- WHAT YOU WILL DO -
Transcribe each record exactly. Include every one.

········

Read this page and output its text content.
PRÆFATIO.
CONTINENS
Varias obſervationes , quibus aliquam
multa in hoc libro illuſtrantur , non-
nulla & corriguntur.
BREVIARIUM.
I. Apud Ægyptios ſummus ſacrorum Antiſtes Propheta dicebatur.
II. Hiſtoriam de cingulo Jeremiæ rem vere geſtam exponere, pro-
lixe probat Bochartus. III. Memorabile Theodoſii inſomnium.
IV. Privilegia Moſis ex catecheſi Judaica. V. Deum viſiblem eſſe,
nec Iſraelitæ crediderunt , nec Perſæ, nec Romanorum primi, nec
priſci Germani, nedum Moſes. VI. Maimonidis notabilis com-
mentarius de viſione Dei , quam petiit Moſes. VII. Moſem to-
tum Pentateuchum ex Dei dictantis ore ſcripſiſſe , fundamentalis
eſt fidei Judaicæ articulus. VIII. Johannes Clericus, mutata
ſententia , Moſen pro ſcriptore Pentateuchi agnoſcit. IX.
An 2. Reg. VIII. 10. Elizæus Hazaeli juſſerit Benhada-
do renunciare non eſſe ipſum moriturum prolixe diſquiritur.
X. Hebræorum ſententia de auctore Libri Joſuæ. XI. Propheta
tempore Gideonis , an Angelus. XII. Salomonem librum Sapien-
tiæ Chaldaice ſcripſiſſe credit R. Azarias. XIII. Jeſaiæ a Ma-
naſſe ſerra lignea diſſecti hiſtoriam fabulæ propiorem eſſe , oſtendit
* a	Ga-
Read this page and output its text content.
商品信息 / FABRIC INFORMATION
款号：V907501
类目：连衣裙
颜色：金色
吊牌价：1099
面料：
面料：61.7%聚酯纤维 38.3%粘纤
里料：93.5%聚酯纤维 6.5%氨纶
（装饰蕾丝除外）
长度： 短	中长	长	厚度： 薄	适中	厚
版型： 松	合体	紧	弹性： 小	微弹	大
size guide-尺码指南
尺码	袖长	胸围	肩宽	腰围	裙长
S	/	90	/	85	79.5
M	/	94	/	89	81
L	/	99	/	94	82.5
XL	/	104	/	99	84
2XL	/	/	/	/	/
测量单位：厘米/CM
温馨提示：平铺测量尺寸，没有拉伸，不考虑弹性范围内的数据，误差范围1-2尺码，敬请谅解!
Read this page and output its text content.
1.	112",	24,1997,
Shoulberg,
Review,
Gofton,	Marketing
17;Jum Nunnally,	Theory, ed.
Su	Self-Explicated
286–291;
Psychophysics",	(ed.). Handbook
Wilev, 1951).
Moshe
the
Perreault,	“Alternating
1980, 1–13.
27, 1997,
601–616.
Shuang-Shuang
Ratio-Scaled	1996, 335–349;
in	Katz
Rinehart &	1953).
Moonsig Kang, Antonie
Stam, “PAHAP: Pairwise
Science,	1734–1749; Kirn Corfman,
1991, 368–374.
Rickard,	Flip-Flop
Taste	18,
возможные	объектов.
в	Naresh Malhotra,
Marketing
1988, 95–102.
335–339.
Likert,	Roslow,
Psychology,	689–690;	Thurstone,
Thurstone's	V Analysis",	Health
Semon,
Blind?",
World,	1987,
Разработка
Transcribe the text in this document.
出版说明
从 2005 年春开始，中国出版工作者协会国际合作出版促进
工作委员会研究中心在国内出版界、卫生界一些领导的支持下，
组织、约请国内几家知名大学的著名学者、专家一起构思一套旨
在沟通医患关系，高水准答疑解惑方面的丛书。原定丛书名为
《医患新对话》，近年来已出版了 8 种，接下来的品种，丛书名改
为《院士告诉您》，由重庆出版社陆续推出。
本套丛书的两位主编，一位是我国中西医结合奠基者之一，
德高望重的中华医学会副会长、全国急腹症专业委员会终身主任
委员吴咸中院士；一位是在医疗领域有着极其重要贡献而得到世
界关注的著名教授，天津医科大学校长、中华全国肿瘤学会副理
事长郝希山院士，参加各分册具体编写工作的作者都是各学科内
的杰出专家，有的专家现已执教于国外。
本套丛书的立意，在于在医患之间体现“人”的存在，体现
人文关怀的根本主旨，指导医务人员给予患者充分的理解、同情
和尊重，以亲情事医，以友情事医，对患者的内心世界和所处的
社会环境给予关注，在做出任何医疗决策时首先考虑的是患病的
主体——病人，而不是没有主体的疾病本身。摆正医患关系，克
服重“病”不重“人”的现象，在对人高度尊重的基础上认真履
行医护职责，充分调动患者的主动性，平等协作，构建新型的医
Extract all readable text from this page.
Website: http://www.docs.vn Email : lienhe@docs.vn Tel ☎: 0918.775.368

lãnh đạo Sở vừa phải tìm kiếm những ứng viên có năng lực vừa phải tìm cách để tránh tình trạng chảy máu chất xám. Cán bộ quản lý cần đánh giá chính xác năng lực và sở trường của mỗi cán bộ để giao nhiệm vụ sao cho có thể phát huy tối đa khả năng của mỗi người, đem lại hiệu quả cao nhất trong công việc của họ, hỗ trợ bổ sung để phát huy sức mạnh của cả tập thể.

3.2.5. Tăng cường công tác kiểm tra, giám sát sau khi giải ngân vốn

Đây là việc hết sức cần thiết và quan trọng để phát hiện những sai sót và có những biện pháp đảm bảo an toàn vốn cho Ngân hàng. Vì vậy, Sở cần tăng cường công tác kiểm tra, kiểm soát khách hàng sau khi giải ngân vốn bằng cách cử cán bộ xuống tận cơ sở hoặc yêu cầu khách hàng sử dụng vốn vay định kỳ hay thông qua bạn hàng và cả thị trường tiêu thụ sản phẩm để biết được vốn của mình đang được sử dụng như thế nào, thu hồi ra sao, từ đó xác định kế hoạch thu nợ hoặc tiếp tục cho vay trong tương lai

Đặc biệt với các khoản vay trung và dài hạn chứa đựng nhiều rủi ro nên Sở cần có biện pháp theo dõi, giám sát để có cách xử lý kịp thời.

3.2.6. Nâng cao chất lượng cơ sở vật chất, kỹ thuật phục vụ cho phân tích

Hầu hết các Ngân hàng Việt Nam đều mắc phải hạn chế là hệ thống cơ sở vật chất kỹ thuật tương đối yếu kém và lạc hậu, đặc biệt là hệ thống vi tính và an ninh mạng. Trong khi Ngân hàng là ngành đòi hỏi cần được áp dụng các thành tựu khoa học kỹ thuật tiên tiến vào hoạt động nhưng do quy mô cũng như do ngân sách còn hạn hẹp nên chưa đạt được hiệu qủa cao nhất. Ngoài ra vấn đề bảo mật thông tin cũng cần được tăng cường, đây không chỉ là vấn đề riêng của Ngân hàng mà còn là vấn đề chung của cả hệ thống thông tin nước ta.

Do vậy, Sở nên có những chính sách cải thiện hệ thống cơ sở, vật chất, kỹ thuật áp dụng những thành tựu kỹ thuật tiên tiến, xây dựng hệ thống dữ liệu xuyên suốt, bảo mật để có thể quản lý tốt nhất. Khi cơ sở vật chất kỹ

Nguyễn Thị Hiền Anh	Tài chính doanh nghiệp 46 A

········

- EXERCISE SOLUTION -
Read this page and output its text content.
PRÆFATIO.
CONTINENS
Varias obſervationes , quibus aliquam
multa in hoc libro illuſtrantur , non-
nulla & corriguntur.
BREVIARIUM.
I. Apud Ægyptios ſummus ſacrorum Antiſtes Propheta dicebatur.
II. Hiſtoriam de cingulo Jeremiæ rem vere geſtam exponere, pro-
lixe probat Bochartus. III. Memorabile Theodoſii inſomnium.
IV. Privilegia Moſis ex catecheſi Judaica. V. Deum viſiblem eſſe,
nec Iſraelitæ crediderunt , nec Perſæ, nec Romanorum primi, nec
priſci Germani, nedum Moſes. VI. Maimonidis notabilis com-
mentarius de viſione Dei , quam petiit Moſes. VII. Moſem to-
tum Pentateuchum ex Dei dictantis ore ſcripſiſſe , fundamentalis
eſt fidei Judaicæ articulus. VIII. Johannes Clericus, mutata
ſententia , Moſen pro ſcriptore Pentateuchi agnoſcit. IX.
An 2. Reg. VIII. 10. Elizæus Hazaeli juſſerit Benhada-
do renunciare non eſſe ipſum moriturum prolixe diſquiritur.
X. Hebræorum ſententia de auctore Libri Joſuæ. XI. Propheta
tempore Gideonis , an Angelus. XII. Salomonem librum Sapien-
tiæ Chaldaice ſcripſiſſe credit R. Azarias. XIII. Jeſaiæ a Ma-
naſſe ſerra lignea diſſecti hiſtoriam fabulæ propiorem eſſe , oſtendit
* a	Ga-
Read this page and output its text content.
商品信息 / FABRIC INFORMATION
款号：V907501
类目：连衣裙
颜色：金色
吊牌价：1099
面料：
面料：61.7%聚酯纤维 38.3%粘纤
里料：93.5%聚酯纤维 6.5%氨纶
（装饰蕾丝除外）
长度： 短	中长	长	厚度： 薄	适中	厚
版型： 松	合体	紧	弹性： 小	微弹	大
size guide-尺码指南
尺码	袖长	胸围	肩宽	腰围	裙长
S	/	90	/	85	79.5
M	/	94	/	89	81
L	/	99	/	94	82.5
XL	/	104	/	99	84
2XL	/	/	/	/	/
测量单位：厘米/CM
温馨提示：平铺测量尺寸，没有拉伸，不考虑弹性范围内的数据，误差范围1-2尺码，敬请谅解!
Read this page and output its text content.
1.	112",	24,1997,
Shoulberg,
Review,
Gofton,	Marketing
17;Jum Nunnally,	Theory, ed.
Su	Self-Explicated
286–291;
Psychophysics",	(ed.). Handbook
Wilev, 1951).
Moshe
the
Perreault,	“Alternating
1980, 1–13.
27, 1997,
601–616.
Shuang-Shuang
Ratio-Scaled	1996, 335–349;
in	Katz
Rinehart &	1953).
Moonsig Kang, Antonie
Stam, “PAHAP: Pairwise
Science,	1734–1749; Kirn Corfman,
1991, 368–374.
Rickard,	Flip-Flop
Taste	18,
возможные	объектов.
в	Naresh Malhotra,
Marketing
1988, 95–102.
335–339.
Likert,	Roslow,
Psychology,	689–690;	Thurstone,
Thurstone's	V Analysis",	Health
Semon,
Blind?",
World,	1987,
Разработка
Transcribe the text in this document.
出版说明
从 2005 年春开始，中国出版工作者协会国际合作出版促进
工作委员会研究中心在国内出版界、卫生界一些领导的支持下，
组织、约请国内几家知名大学的著名学者、专家一起构思一套旨
在沟通医患关系，高水准答疑解惑方面的丛书。原定丛书名为
《医患新对话》，近年来已出版了 8 种，接下来的品种，丛书名改
为《院士告诉您》，由重庆出版社陆续推出。
本套丛书的两位主编，一位是我国中西医结合奠基者之一，
德高望重的中华医学会副会长、全国急腹症专业委员会终身主任
委员吴咸中院士；一位是在医疗领域有着极其重要贡献而得到世
界关注的著名教授，天津医科大学校长、中华全国肿瘤学会副理
事长郝希山院士，参加各分册具体编写工作的作者都是各学科内
的杰出专家，有的专家现已执教于国外。
本套丛书的立意，在于在医患之间体现“人”的存在，体现
人文关怀的根本主旨，指导医务人员给予患者充分的理解、同情
和尊重，以亲情事医，以友情事医，对患者的内心世界和所处的
社会环境给予关注，在做出任何医疗决策时首先考虑的是患病的
主体——病人，而不是没有主体的疾病本身。摆正医患关系，克
服重“病”不重“人”的现象，在对人高度尊重的基础上认真履
行医护职责，充分调动患者的主动性，平等协作，构建新型的医
Extract all readable text from this page.
Website: http://www.docs.vn Email : lienhe@docs.vn Tel ☎: 0918.775.368

lãnh đạo Sở vừa phải tìm kiếm những ứng viên có năng lực vừa phải tìm cách để tránh tình trạng chảy máu chất xám. Cán bộ quản lý cần đánh giá chính xác năng lực và sở trường của mỗi cán bộ để giao nhiệm vụ sao cho có thể phát huy tối đa khả năng của mỗi người, đem lại hiệu quả cao nhất trong công việc của họ, hỗ trợ bổ sung để phát huy sức mạnh của cả tập thể.

3.2.5. Tăng cường công tác kiểm tra, giám sát sau khi giải ngân vốn

Đây là việc hết sức cần thiết và quan trọng để phát hiện những sai sót và có những biện pháp đảm bảo an toàn vốn cho Ngân hàng. Vì vậy, Sở cần tăng cường công tác kiểm tra, kiểm soát khách hàng sau khi giải ngân vốn bằng cách cử cán bộ xuống tận cơ sở hoặc yêu cầu khách hàng sử dụng vốn vay định kỳ hay thông qua bạn hàng và cả thị trường tiêu thụ sản phẩm để biết được vốn của mình đang được sử dụng như thế nào, thu hồi ra sao, từ đó xác định kế hoạch thu nợ hoặc tiếp tục cho vay trong tương lai

Đặc biệt với các khoản vay trung và dài hạn chứa đựng nhiều rủi ro nên Sở cần có biện pháp theo dõi, giám sát để có cách xử lý kịp thời.

3.2.6. Nâng cao chất lượng cơ sở vật chất, kỹ thuật phục vụ cho phân tích

Hầu hết các Ngân hàng Việt Nam đều mắc phải hạn chế là hệ thống cơ sở vật chất kỹ thuật tương đối yếu kém và lạc hậu, đặc biệt là hệ thống vi tính và an ninh mạng. Trong khi Ngân hàng là ngành đòi hỏi cần được áp dụng các thành tựu khoa học kỹ thuật tiên tiến vào hoạt động nhưng do quy mô cũng như do ngân sách còn hạn hẹp nên chưa đạt được hiệu qủa cao nhất. Ngoài ra vấn đề bảo mật thông tin cũng cần được tăng cường, đây không chỉ là vấn đề riêng của Ngân hàng mà còn là vấn đề chung của cả hệ thống thông tin nước ta.

Do vậy, Sở nên có những chính sách cải thiện hệ thống cơ sở, vật chất, kỹ thuật áp dụng những thành tựu kỹ thuật tiên tiến, xây dựng hệ thống dữ liệu xuyên suốt, bảo mật để có thể quản lý tốt nhất. Khi cơ sở vật chất kỹ

Nguyễn Thị Hiền Anh	Tài chính doanh nghiệp 46 A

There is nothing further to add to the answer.